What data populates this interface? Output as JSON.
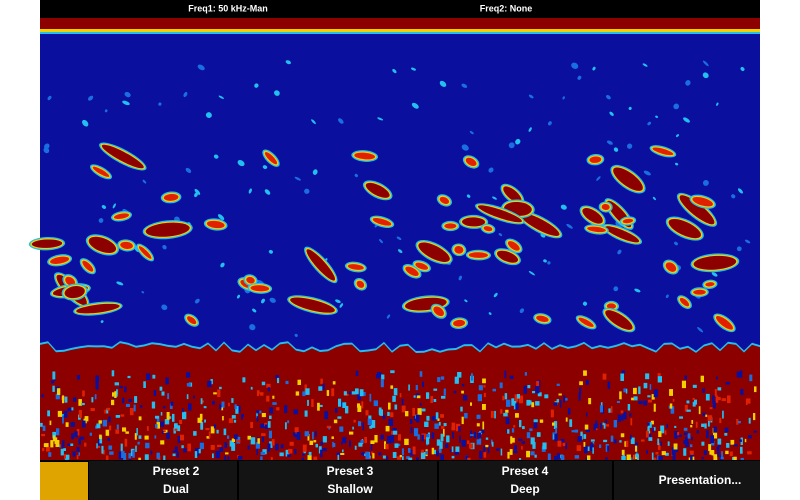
{
  "status_bar": {
    "freq1": "Freq1: 50 kHz-Man",
    "freq2": "Freq2: None"
  },
  "softkeys": [
    {
      "line1": "Preset 2",
      "line2": "Dual"
    },
    {
      "line1": "Preset 3",
      "line2": "Shallow"
    },
    {
      "line1": "Preset 4",
      "line2": "Deep"
    },
    {
      "label": "Presentation..."
    }
  ]
}
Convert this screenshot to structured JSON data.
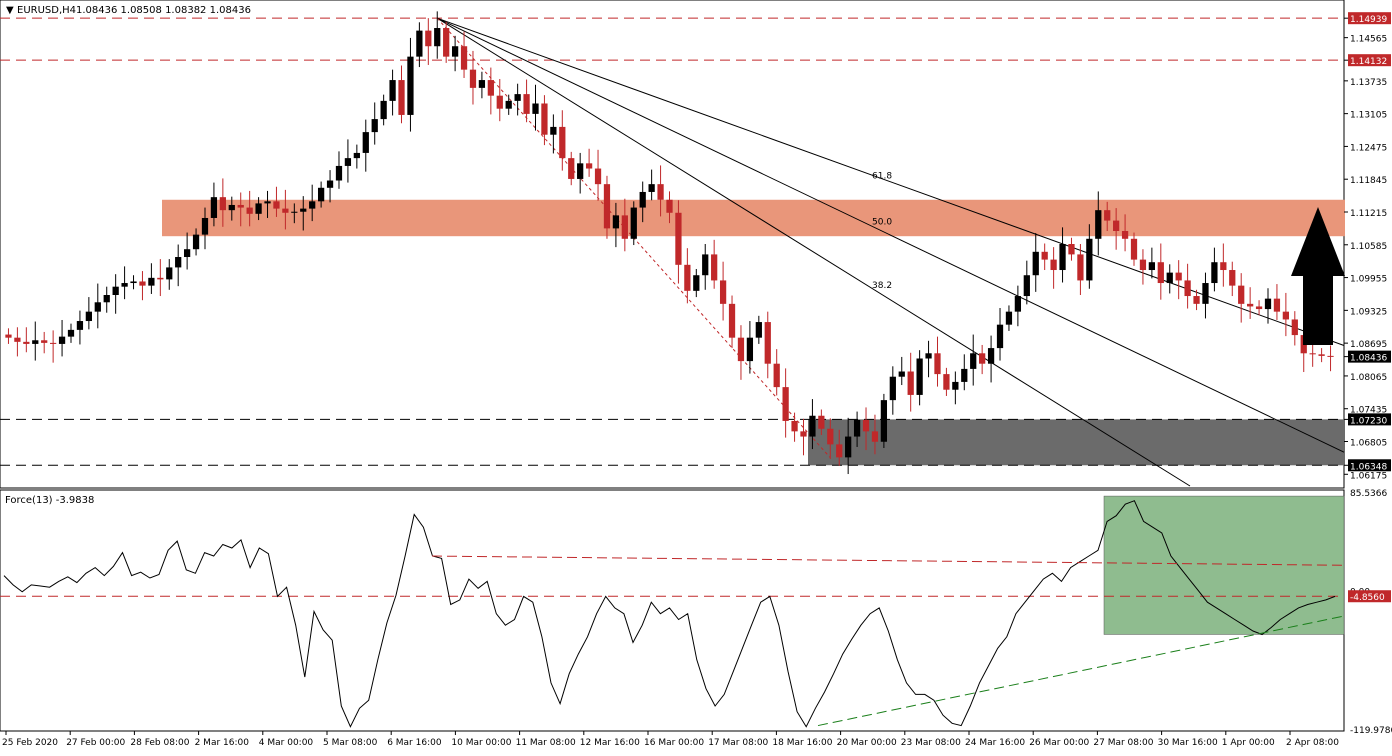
{
  "header": {
    "symbol": "EURUSD,H4",
    "ohlc": "1.08436 1.08508 1.08382 1.08436"
  },
  "colors": {
    "bull": "#000000",
    "bear": "#c0282a",
    "resistance_zone": "#e9967a",
    "support_zone": "#6b6b6b",
    "force_zone": "#8fbc8f",
    "level_line": "#c0282a",
    "arrow": "#000000"
  },
  "chart_data": [
    {
      "type": "candlestick",
      "title": "EURUSD,H4",
      "ylim": [
        1.0595,
        1.1525
      ],
      "y_ticks": [
        "1.14939",
        "1.14565",
        "1.14132",
        "1.13735",
        "1.13105",
        "1.12475",
        "1.11845",
        "1.11215",
        "1.10585",
        "1.09955",
        "1.09325",
        "1.08695",
        "1.08436",
        "1.08065",
        "1.07435",
        "1.07230",
        "1.06805",
        "1.06348",
        "1.06175"
      ],
      "x_ticks": [
        "25 Feb 2020",
        "27 Feb 00:00",
        "28 Feb 08:00",
        "2 Mar 16:00",
        "4 Mar 00:00",
        "5 Mar 08:00",
        "6 Mar 16:00",
        "10 Mar 00:00",
        "11 Mar 08:00",
        "12 Mar 16:00",
        "16 Mar 00:00",
        "17 Mar 08:00",
        "18 Mar 16:00",
        "20 Mar 00:00",
        "23 Mar 08:00",
        "24 Mar 16:00",
        "26 Mar 00:00",
        "27 Mar 08:00",
        "30 Mar 16:00",
        "1 Apr 00:00",
        "2 Apr 08:00"
      ],
      "horizontal_levels": [
        {
          "value": 1.14939,
          "label": "1.14939"
        },
        {
          "value": 1.14132,
          "label": "1.14132"
        },
        {
          "value": 1.0723,
          "label": "1.07230"
        },
        {
          "value": 1.06348,
          "label": "1.06348"
        }
      ],
      "current_price": {
        "value": 1.08436,
        "label": "1.08436"
      },
      "resistance_zone": {
        "from": 1.1075,
        "to": 1.1145
      },
      "support_zone": {
        "from": 1.06348,
        "to": 1.0723
      },
      "fib_fan": {
        "levels": [
          "61.8",
          "50.0",
          "38.2"
        ]
      },
      "close_series": [
        1.088,
        1.0872,
        1.0868,
        1.0875,
        1.087,
        1.0868,
        1.0882,
        1.0895,
        1.0912,
        1.093,
        1.0948,
        1.0962,
        1.0978,
        1.0985,
        1.0988,
        1.098,
        1.0995,
        1.0992,
        1.1015,
        1.1035,
        1.105,
        1.1078,
        1.111,
        1.115,
        1.1125,
        1.1135,
        1.113,
        1.1118,
        1.1138,
        1.1142,
        1.1128,
        1.112,
        1.1122,
        1.1128,
        1.1142,
        1.1168,
        1.1182,
        1.121,
        1.1225,
        1.1235,
        1.1275,
        1.13,
        1.1335,
        1.1375,
        1.1308,
        1.142,
        1.147,
        1.144,
        1.1475,
        1.142,
        1.144,
        1.1395,
        1.136,
        1.1375,
        1.1345,
        1.132,
        1.1335,
        1.1348,
        1.131,
        1.133,
        1.127,
        1.1285,
        1.1225,
        1.1185,
        1.1215,
        1.1205,
        1.1175,
        1.109,
        1.1115,
        1.107,
        1.113,
        1.116,
        1.1175,
        1.1145,
        1.112,
        1.102,
        1.097,
        1.1,
        1.104,
        1.099,
        1.0945,
        1.088,
        1.0835,
        1.088,
        1.091,
        1.083,
        1.0785,
        1.072,
        1.07,
        1.069,
        1.073,
        1.0705,
        1.0675,
        1.065,
        1.069,
        1.0722,
        1.07,
        1.068,
        1.076,
        1.0805,
        1.0815,
        1.077,
        1.084,
        1.085,
        1.081,
        1.078,
        1.0795,
        1.082,
        1.085,
        1.083,
        1.086,
        1.0905,
        1.093,
        1.096,
        1.1,
        1.1045,
        1.103,
        1.101,
        1.106,
        1.104,
        1.099,
        1.107,
        1.1125,
        1.1105,
        1.1085,
        1.107,
        1.103,
        1.101,
        1.1025,
        1.0985,
        1.1005,
        1.099,
        1.096,
        1.0945,
        1.0985,
        1.1025,
        1.101,
        1.098,
        1.0945,
        1.094,
        1.0935,
        1.0955,
        1.093,
        1.0915,
        1.0885,
        1.085,
        1.0848,
        1.0845,
        1.08436
      ]
    },
    {
      "type": "line",
      "title": "Force(13) -3.9838",
      "ylim": [
        -119.9786,
        85.5366
      ],
      "y_ticks": [
        "85.5366",
        "0.00",
        "-4.8560",
        "-119.9786"
      ],
      "level_line": {
        "value": -4.856,
        "label": "-4.8560"
      },
      "zone": {
        "from": -38,
        "to": 82
      },
      "series": [
        {
          "values": [
            13,
            5,
            -1,
            5,
            4,
            3,
            8,
            12,
            7,
            15,
            20,
            13,
            21,
            33,
            13,
            16,
            11,
            14,
            35,
            43,
            18,
            15,
            33,
            30,
            40,
            37,
            44,
            20,
            37,
            32,
            -5,
            3,
            -30,
            -75,
            -18,
            -34,
            -43,
            -100,
            -118,
            -102,
            -95,
            -60,
            -28,
            -4,
            30,
            66,
            55,
            30,
            28,
            -12,
            -8,
            10,
            2,
            8,
            -20,
            -30,
            -25,
            -5,
            -10,
            -40,
            -80,
            -98,
            -72,
            -55,
            -40,
            -20,
            -5,
            -15,
            -20,
            -45,
            -30,
            -10,
            -20,
            -15,
            -25,
            -20,
            -60,
            -85,
            -100,
            -90,
            -70,
            -50,
            -30,
            -10,
            -5,
            -30,
            -70,
            -105,
            -118,
            -102,
            -88,
            -72,
            -55,
            -42,
            -30,
            -20,
            -15,
            -35,
            -60,
            -80,
            -90,
            -90,
            -95,
            -108,
            -115,
            -117,
            -100,
            -80,
            -65,
            -50,
            -40,
            -20,
            -10,
            0,
            10,
            15,
            8,
            20,
            25,
            30,
            35,
            60,
            65,
            75,
            78,
            60,
            55,
            50,
            30,
            20,
            10,
            0,
            -10,
            -15,
            -20,
            -25,
            -30,
            -35,
            -38,
            -32,
            -25,
            -20,
            -15,
            -12,
            -10,
            -8,
            -5
          ]
        }
      ]
    }
  ]
}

========================================================================

Brief
Leave the images out and output the remaining material exactly as it stands.

Solution for this problem
What data populates this interface? Output as JSON.
{
  "status_bar": {
    "freq1": "Freq1: 50 kHz-Man",
    "freq2": "Freq2: None"
  },
  "softkeys": [
    {
      "line1": "Preset 2",
      "line2": "Dual"
    },
    {
      "line1": "Preset 3",
      "line2": "Shallow"
    },
    {
      "line1": "Preset 4",
      "line2": "Deep"
    },
    {
      "label": "Presentation..."
    }
  ]
}
Convert this screenshot to structured JSON data.
{
  "header": {
    "symbol": "EURUSD,H4",
    "ohlc": "1.08436 1.08508 1.08382 1.08436"
  },
  "colors": {
    "bull": "#000000",
    "bear": "#c0282a",
    "resistance_zone": "#e9967a",
    "support_zone": "#6b6b6b",
    "force_zone": "#8fbc8f",
    "level_line": "#c0282a",
    "arrow": "#000000"
  },
  "chart_data": [
    {
      "type": "candlestick",
      "title": "EURUSD,H4",
      "ylim": [
        1.0595,
        1.1525
      ],
      "y_ticks": [
        "1.14939",
        "1.14565",
        "1.14132",
        "1.13735",
        "1.13105",
        "1.12475",
        "1.11845",
        "1.11215",
        "1.10585",
        "1.09955",
        "1.09325",
        "1.08695",
        "1.08436",
        "1.08065",
        "1.07435",
        "1.07230",
        "1.06805",
        "1.06348",
        "1.06175"
      ],
      "x_ticks": [
        "25 Feb 2020",
        "27 Feb 00:00",
        "28 Feb 08:00",
        "2 Mar 16:00",
        "4 Mar 00:00",
        "5 Mar 08:00",
        "6 Mar 16:00",
        "10 Mar 00:00",
        "11 Mar 08:00",
        "12 Mar 16:00",
        "16 Mar 00:00",
        "17 Mar 08:00",
        "18 Mar 16:00",
        "20 Mar 00:00",
        "23 Mar 08:00",
        "24 Mar 16:00",
        "26 Mar 00:00",
        "27 Mar 08:00",
        "30 Mar 16:00",
        "1 Apr 00:00",
        "2 Apr 08:00"
      ],
      "horizontal_levels": [
        {
          "value": 1.14939,
          "label": "1.14939"
        },
        {
          "value": 1.14132,
          "label": "1.14132"
        },
        {
          "value": 1.0723,
          "label": "1.07230"
        },
        {
          "value": 1.06348,
          "label": "1.06348"
        }
      ],
      "current_price": {
        "value": 1.08436,
        "label": "1.08436"
      },
      "resistance_zone": {
        "from": 1.1075,
        "to": 1.1145
      },
      "support_zone": {
        "from": 1.06348,
        "to": 1.0723
      },
      "fib_fan": {
        "levels": [
          "61.8",
          "50.0",
          "38.2"
        ]
      },
      "close_series": [
        1.088,
        1.0872,
        1.0868,
        1.0875,
        1.087,
        1.0868,
        1.0882,
        1.0895,
        1.0912,
        1.093,
        1.0948,
        1.0962,
        1.0978,
        1.0985,
        1.0988,
        1.098,
        1.0995,
        1.0992,
        1.1015,
        1.1035,
        1.105,
        1.1078,
        1.111,
        1.115,
        1.1125,
        1.1135,
        1.113,
        1.1118,
        1.1138,
        1.1142,
        1.1128,
        1.112,
        1.1122,
        1.1128,
        1.1142,
        1.1168,
        1.1182,
        1.121,
        1.1225,
        1.1235,
        1.1275,
        1.13,
        1.1335,
        1.1375,
        1.1308,
        1.142,
        1.147,
        1.144,
        1.1475,
        1.142,
        1.144,
        1.1395,
        1.136,
        1.1375,
        1.1345,
        1.132,
        1.1335,
        1.1348,
        1.131,
        1.133,
        1.127,
        1.1285,
        1.1225,
        1.1185,
        1.1215,
        1.1205,
        1.1175,
        1.109,
        1.1115,
        1.107,
        1.113,
        1.116,
        1.1175,
        1.1145,
        1.112,
        1.102,
        1.097,
        1.1,
        1.104,
        1.099,
        1.0945,
        1.088,
        1.0835,
        1.088,
        1.091,
        1.083,
        1.0785,
        1.072,
        1.07,
        1.069,
        1.073,
        1.0705,
        1.0675,
        1.065,
        1.069,
        1.0722,
        1.07,
        1.068,
        1.076,
        1.0805,
        1.0815,
        1.077,
        1.084,
        1.085,
        1.081,
        1.078,
        1.0795,
        1.082,
        1.085,
        1.083,
        1.086,
        1.0905,
        1.093,
        1.096,
        1.1,
        1.1045,
        1.103,
        1.101,
        1.106,
        1.104,
        1.099,
        1.107,
        1.1125,
        1.1105,
        1.1085,
        1.107,
        1.103,
        1.101,
        1.1025,
        1.0985,
        1.1005,
        1.099,
        1.096,
        1.0945,
        1.0985,
        1.1025,
        1.101,
        1.098,
        1.0945,
        1.094,
        1.0935,
        1.0955,
        1.093,
        1.0915,
        1.0885,
        1.085,
        1.0848,
        1.0845,
        1.08436
      ]
    },
    {
      "type": "line",
      "title": "Force(13) -3.9838",
      "ylim": [
        -119.9786,
        85.5366
      ],
      "y_ticks": [
        "85.5366",
        "0.00",
        "-4.8560",
        "-119.9786"
      ],
      "level_line": {
        "value": -4.856,
        "label": "-4.8560"
      },
      "zone": {
        "from": -38,
        "to": 82
      },
      "series": [
        {
          "values": [
            13,
            5,
            -1,
            5,
            4,
            3,
            8,
            12,
            7,
            15,
            20,
            13,
            21,
            33,
            13,
            16,
            11,
            14,
            35,
            43,
            18,
            15,
            33,
            30,
            40,
            37,
            44,
            20,
            37,
            32,
            -5,
            3,
            -30,
            -75,
            -18,
            -34,
            -43,
            -100,
            -118,
            -102,
            -95,
            -60,
            -28,
            -4,
            30,
            66,
            55,
            30,
            28,
            -12,
            -8,
            10,
            2,
            8,
            -20,
            -30,
            -25,
            -5,
            -10,
            -40,
            -80,
            -98,
            -72,
            -55,
            -40,
            -20,
            -5,
            -15,
            -20,
            -45,
            -30,
            -10,
            -20,
            -15,
            -25,
            -20,
            -60,
            -85,
            -100,
            -90,
            -70,
            -50,
            -30,
            -10,
            -5,
            -30,
            -70,
            -105,
            -118,
            -102,
            -88,
            -72,
            -55,
            -42,
            -30,
            -20,
            -15,
            -35,
            -60,
            -80,
            -90,
            -90,
            -95,
            -108,
            -115,
            -117,
            -100,
            -80,
            -65,
            -50,
            -40,
            -20,
            -10,
            0,
            10,
            15,
            8,
            20,
            25,
            30,
            35,
            60,
            65,
            75,
            78,
            60,
            55,
            50,
            30,
            20,
            10,
            0,
            -10,
            -15,
            -20,
            -25,
            -30,
            -35,
            -38,
            -32,
            -25,
            -20,
            -15,
            -12,
            -10,
            -8,
            -5
          ]
        }
      ]
    }
  ]
}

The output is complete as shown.